• Given records:
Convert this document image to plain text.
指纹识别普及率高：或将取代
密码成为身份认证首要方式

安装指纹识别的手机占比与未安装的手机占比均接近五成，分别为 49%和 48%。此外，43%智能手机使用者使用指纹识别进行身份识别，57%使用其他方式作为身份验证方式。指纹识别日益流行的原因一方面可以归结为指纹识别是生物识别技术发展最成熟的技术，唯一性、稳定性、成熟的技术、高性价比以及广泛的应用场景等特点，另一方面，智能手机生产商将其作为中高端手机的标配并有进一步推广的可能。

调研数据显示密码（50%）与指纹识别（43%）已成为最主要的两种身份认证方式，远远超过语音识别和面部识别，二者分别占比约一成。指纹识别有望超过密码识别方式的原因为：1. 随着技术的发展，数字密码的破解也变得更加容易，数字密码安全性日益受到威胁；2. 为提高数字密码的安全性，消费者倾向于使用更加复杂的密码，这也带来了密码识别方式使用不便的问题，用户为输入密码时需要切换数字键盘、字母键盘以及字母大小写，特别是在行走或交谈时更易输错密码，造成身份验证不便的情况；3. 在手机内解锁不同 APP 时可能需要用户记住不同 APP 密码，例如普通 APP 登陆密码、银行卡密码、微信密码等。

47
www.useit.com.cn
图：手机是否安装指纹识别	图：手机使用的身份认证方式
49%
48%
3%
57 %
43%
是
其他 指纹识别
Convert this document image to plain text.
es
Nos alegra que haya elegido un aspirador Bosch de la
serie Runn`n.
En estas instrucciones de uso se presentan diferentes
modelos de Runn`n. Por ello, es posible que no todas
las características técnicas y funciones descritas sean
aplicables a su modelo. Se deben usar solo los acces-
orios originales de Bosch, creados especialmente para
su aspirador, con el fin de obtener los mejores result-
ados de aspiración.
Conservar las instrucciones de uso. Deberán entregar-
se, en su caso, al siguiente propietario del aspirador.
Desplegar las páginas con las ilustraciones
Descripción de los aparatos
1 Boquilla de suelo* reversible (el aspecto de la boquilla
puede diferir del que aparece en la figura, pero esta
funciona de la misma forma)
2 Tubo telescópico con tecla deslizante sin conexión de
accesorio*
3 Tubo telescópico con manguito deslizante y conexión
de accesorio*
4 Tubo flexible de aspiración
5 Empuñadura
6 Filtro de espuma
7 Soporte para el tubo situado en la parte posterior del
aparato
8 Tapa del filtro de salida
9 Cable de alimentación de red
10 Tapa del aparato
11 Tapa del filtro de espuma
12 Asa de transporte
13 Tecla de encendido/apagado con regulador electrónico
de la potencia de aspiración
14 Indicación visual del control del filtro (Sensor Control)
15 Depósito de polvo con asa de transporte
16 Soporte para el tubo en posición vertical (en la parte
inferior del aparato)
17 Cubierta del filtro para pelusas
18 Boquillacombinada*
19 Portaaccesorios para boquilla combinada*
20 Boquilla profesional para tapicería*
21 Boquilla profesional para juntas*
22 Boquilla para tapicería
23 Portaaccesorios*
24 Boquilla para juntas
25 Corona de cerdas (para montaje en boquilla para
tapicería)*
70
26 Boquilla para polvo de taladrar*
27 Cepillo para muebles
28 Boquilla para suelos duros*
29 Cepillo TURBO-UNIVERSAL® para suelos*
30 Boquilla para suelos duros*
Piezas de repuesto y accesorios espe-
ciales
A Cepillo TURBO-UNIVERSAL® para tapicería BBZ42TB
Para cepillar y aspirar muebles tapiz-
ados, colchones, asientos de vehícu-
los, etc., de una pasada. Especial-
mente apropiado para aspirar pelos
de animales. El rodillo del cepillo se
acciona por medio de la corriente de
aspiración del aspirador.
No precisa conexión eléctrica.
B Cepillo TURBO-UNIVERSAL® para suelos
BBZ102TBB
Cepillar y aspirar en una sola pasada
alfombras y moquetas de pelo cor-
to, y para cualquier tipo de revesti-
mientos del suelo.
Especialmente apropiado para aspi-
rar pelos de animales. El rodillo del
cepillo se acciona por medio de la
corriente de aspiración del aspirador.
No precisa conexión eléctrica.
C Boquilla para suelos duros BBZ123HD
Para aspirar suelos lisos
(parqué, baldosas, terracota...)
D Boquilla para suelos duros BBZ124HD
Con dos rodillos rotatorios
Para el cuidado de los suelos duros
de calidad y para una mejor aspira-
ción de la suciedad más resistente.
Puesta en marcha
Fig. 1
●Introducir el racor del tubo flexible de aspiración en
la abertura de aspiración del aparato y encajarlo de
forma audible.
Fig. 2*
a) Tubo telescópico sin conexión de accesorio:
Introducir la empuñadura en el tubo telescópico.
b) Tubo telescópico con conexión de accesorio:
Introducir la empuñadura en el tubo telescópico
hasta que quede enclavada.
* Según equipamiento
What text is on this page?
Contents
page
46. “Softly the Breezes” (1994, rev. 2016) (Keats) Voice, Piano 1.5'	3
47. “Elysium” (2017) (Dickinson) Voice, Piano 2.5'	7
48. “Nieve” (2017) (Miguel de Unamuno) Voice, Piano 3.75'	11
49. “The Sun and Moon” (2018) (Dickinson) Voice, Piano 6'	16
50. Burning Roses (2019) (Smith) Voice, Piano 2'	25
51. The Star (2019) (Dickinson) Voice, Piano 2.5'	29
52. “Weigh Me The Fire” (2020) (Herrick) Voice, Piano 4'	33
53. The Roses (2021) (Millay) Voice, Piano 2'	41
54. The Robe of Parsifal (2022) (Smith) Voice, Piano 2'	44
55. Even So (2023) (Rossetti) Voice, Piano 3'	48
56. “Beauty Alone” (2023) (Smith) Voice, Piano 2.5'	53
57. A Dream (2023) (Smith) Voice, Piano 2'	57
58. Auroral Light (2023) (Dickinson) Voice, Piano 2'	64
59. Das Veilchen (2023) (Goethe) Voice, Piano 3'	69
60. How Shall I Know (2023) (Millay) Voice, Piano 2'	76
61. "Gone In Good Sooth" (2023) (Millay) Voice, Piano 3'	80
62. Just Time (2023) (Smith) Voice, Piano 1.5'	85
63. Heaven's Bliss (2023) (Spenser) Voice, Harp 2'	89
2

• Description of the task:
Take each line of the material that contains the word "Millay" and list it.

• Task answer:
53. The Roses (2021) (Millay) Voice, Piano 2'	41
60. How Shall I Know (2023) (Millay) Voice, Piano 2'	76
61. "Gone In Good Sooth" (2023) (Millay) Voice, Piano 3'	80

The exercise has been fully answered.